§ **What needs to be done**
Copy all of the records below verbatim.

§ **Source records**
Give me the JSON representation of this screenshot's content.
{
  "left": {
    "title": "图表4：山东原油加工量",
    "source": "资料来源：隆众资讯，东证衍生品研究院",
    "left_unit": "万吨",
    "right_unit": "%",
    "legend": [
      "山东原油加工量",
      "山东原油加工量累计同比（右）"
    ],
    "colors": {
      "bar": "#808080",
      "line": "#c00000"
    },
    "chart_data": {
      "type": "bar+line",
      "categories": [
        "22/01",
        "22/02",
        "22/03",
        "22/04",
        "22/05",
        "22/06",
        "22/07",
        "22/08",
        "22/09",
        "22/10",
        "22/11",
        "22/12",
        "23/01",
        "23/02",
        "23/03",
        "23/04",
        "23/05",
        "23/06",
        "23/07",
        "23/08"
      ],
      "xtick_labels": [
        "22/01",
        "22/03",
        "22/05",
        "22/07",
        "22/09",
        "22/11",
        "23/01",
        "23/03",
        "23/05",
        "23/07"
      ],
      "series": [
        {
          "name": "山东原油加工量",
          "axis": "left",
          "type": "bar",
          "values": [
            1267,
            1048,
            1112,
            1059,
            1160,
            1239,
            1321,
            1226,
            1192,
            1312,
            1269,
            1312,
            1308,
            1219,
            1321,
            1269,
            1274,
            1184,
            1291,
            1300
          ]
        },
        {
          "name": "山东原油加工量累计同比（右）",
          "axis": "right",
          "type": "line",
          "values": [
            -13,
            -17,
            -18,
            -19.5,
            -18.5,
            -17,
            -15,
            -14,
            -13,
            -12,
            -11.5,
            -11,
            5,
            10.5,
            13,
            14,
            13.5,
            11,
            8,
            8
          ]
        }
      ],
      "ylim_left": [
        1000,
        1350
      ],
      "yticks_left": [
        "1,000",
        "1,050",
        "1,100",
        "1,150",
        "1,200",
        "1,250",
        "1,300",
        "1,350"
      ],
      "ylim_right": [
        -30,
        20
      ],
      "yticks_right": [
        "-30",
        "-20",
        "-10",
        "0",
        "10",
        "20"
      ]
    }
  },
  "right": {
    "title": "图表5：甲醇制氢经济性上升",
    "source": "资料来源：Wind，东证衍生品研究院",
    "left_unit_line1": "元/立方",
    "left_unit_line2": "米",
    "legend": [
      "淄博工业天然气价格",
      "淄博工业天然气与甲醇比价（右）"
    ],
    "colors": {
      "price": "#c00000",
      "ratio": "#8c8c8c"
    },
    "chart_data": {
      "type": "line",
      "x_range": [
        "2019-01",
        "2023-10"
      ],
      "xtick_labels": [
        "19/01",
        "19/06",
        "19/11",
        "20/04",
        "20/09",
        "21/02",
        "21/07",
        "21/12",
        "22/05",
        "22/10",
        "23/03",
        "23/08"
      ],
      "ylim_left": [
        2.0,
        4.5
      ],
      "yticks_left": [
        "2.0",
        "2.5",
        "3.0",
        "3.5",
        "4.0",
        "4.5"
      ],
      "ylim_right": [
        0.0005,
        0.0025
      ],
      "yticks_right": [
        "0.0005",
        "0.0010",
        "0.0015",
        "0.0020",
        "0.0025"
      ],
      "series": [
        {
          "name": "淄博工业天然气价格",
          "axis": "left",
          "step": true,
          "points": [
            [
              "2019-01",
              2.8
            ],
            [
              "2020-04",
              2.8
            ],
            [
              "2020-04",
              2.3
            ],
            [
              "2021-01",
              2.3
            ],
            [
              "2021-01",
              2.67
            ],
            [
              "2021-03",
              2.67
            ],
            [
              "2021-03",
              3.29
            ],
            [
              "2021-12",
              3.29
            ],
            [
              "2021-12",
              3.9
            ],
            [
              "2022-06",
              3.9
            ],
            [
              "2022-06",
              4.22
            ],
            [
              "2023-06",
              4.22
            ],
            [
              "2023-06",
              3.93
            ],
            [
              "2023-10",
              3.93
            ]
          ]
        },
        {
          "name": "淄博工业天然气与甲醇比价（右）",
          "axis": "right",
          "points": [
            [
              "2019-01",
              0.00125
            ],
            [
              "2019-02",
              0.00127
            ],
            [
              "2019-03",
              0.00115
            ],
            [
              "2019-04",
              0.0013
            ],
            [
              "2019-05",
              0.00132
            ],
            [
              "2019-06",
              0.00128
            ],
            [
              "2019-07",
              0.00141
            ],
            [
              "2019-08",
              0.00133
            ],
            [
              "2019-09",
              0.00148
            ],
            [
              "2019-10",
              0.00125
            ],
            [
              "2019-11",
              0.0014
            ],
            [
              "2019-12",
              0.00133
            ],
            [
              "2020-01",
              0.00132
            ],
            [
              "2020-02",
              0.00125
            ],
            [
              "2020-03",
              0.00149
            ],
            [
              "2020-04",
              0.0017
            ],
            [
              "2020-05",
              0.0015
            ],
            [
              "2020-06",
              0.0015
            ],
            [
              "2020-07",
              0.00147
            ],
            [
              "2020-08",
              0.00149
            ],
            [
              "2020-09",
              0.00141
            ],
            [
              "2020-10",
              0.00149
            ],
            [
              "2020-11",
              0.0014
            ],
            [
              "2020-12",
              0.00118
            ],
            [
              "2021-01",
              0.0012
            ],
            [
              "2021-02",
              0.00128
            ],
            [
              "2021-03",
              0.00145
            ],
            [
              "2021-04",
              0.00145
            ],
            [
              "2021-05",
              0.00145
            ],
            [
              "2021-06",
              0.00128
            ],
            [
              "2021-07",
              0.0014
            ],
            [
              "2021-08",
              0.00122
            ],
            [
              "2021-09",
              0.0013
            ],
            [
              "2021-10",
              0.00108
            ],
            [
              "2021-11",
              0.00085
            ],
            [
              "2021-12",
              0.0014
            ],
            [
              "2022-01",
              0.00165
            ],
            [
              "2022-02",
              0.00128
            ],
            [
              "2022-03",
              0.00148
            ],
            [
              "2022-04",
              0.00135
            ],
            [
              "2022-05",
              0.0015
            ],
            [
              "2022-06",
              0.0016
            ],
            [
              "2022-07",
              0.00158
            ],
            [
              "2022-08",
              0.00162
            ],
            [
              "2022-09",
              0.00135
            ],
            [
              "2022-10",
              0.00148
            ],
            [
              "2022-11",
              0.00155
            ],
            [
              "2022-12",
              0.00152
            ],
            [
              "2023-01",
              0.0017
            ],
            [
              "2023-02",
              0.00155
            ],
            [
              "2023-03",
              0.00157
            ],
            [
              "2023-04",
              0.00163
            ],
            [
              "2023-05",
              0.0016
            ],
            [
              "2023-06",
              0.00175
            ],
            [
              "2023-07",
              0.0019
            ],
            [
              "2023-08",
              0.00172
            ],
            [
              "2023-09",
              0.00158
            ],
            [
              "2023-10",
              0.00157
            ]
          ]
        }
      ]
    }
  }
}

§ **Exercise response**
Give me the JSON representation of this screenshot's content.
{
  "left": {
    "title": "图表4：山东原油加工量",
    "source": "资料来源：隆众资讯，东证衍生品研究院",
    "left_unit": "万吨",
    "right_unit": "%",
    "legend": [
      "山东原油加工量",
      "山东原油加工量累计同比（右）"
    ],
    "colors": {
      "bar": "#808080",
      "line": "#c00000"
    },
    "chart_data": {
      "type": "bar+line",
      "categories": [
        "22/01",
        "22/02",
        "22/03",
        "22/04",
        "22/05",
        "22/06",
        "22/07",
        "22/08",
        "22/09",
        "22/10",
        "22/11",
        "22/12",
        "23/01",
        "23/02",
        "23/03",
        "23/04",
        "23/05",
        "23/06",
        "23/07",
        "23/08"
      ],
      "xtick_labels": [
        "22/01",
        "22/03",
        "22/05",
        "22/07",
        "22/09",
        "22/11",
        "23/01",
        "23/03",
        "23/05",
        "23/07"
      ],
      "series": [
        {
          "name": "山东原油加工量",
          "axis": "left",
          "type": "bar",
          "values": [
            1267,
            1048,
            1112,
            1059,
            1160,
            1239,
            1321,
            1226,
            1192,
            1312,
            1269,
            1312,
            1308,
            1219,
            1321,
            1269,
            1274,
            1184,
            1291,
            1300
          ]
        },
        {
          "name": "山东原油加工量累计同比（右）",
          "axis": "right",
          "type": "line",
          "values": [
            -13,
            -17,
            -18,
            -19.5,
            -18.5,
            -17,
            -15,
            -14,
            -13,
            -12,
            -11.5,
            -11,
            5,
            10.5,
            13,
            14,
            13.5,
            11,
            8,
            8
          ]
        }
      ],
      "ylim_left": [
        1000,
        1350
      ],
      "yticks_left": [
        "1,000",
        "1,050",
        "1,100",
        "1,150",
        "1,200",
        "1,250",
        "1,300",
        "1,350"
      ],
      "ylim_right": [
        -30,
        20
      ],
      "yticks_right": [
        "-30",
        "-20",
        "-10",
        "0",
        "10",
        "20"
      ]
    }
  },
  "right": {
    "title": "图表5：甲醇制氢经济性上升",
    "source": "资料来源：Wind，东证衍生品研究院",
    "left_unit_line1": "元/立方",
    "left_unit_line2": "米",
    "legend": [
      "淄博工业天然气价格",
      "淄博工业天然气与甲醇比价（右）"
    ],
    "colors": {
      "price": "#c00000",
      "ratio": "#8c8c8c"
    },
    "chart_data": {
      "type": "line",
      "x_range": [
        "2019-01",
        "2023-10"
      ],
      "xtick_labels": [
        "19/01",
        "19/06",
        "19/11",
        "20/04",
        "20/09",
        "21/02",
        "21/07",
        "21/12",
        "22/05",
        "22/10",
        "23/03",
        "23/08"
      ],
      "ylim_left": [
        2.0,
        4.5
      ],
      "yticks_left": [
        "2.0",
        "2.5",
        "3.0",
        "3.5",
        "4.0",
        "4.5"
      ],
      "ylim_right": [
        0.0005,
        0.0025
      ],
      "yticks_right": [
        "0.0005",
        "0.0010",
        "0.0015",
        "0.0020",
        "0.0025"
      ],
      "series": [
        {
          "name": "淄博工业天然气价格",
          "axis": "left",
          "step": true,
          "points": [
            [
              "2019-01",
              2.8
            ],
            [
              "2020-04",
              2.8
            ],
            [
              "2020-04",
              2.3
            ],
            [
              "2021-01",
              2.3
            ],
            [
              "2021-01",
              2.67
            ],
            [
              "2021-03",
              2.67
            ],
            [
              "2021-03",
              3.29
            ],
            [
              "2021-12",
              3.29
            ],
            [
              "2021-12",
              3.9
            ],
            [
              "2022-06",
              3.9
            ],
            [
              "2022-06",
              4.22
            ],
            [
              "2023-06",
              4.22
            ],
            [
              "2023-06",
              3.93
            ],
            [
              "2023-10",
              3.93
            ]
          ]
        },
        {
          "name": "淄博工业天然气与甲醇比价（右）",
          "axis": "right",
          "points": [
            [
              "2019-01",
              0.00125
            ],
            [
              "2019-02",
              0.00127
            ],
            [
              "2019-03",
              0.00115
            ],
            [
              "2019-04",
              0.0013
            ],
            [
              "2019-05",
              0.00132
            ],
            [
              "2019-06",
              0.00128
            ],
            [
              "2019-07",
              0.00141
            ],
            [
              "2019-08",
              0.00133
            ],
            [
              "2019-09",
              0.00148
            ],
            [
              "2019-10",
              0.00125
            ],
            [
              "2019-11",
              0.0014
            ],
            [
              "2019-12",
              0.00133
            ],
            [
              "2020-01",
              0.00132
            ],
            [
              "2020-02",
              0.00125
            ],
            [
              "2020-03",
              0.00149
            ],
            [
              "2020-04",
              0.0017
            ],
            [
              "2020-05",
              0.0015
            ],
            [
              "2020-06",
              0.0015
            ],
            [
              "2020-07",
              0.00147
            ],
            [
              "2020-08",
              0.00149
            ],
            [
              "2020-09",
              0.00141
            ],
            [
              "2020-10",
              0.00149
            ],
            [
              "2020-11",
              0.0014
            ],
            [
              "2020-12",
              0.00118
            ],
            [
              "2021-01",
              0.0012
            ],
            [
              "2021-02",
              0.00128
            ],
            [
              "2021-03",
              0.00145
            ],
            [
              "2021-04",
              0.00145
            ],
            [
              "2021-05",
              0.00145
            ],
            [
              "2021-06",
              0.00128
            ],
            [
              "2021-07",
              0.0014
            ],
            [
              "2021-08",
              0.00122
            ],
            [
              "2021-09",
              0.0013
            ],
            [
              "2021-10",
              0.00108
            ],
            [
              "2021-11",
              0.00085
            ],
            [
              "2021-12",
              0.0014
            ],
            [
              "2022-01",
              0.00165
            ],
            [
              "2022-02",
              0.00128
            ],
            [
              "2022-03",
              0.00148
            ],
            [
              "2022-04",
              0.00135
            ],
            [
              "2022-05",
              0.0015
            ],
            [
              "2022-06",
              0.0016
            ],
            [
              "2022-07",
              0.00158
            ],
            [
              "2022-08",
              0.00162
            ],
            [
              "2022-09",
              0.00135
            ],
            [
              "2022-10",
              0.00148
            ],
            [
              "2022-11",
              0.00155
            ],
            [
              "2022-12",
              0.00152
            ],
            [
              "2023-01",
              0.0017
            ],
            [
              "2023-02",
              0.00155
            ],
            [
              "2023-03",
              0.00157
            ],
            [
              "2023-04",
              0.00163
            ],
            [
              "2023-05",
              0.0016
            ],
            [
              "2023-06",
              0.00175
            ],
            [
              "2023-07",
              0.0019
            ],
            [
              "2023-08",
              0.00172
            ],
            [
              "2023-09",
              0.00158
            ],
            [
              "2023-10",
              0.00157
            ]
          ]
        }
      ]
    }
  }
}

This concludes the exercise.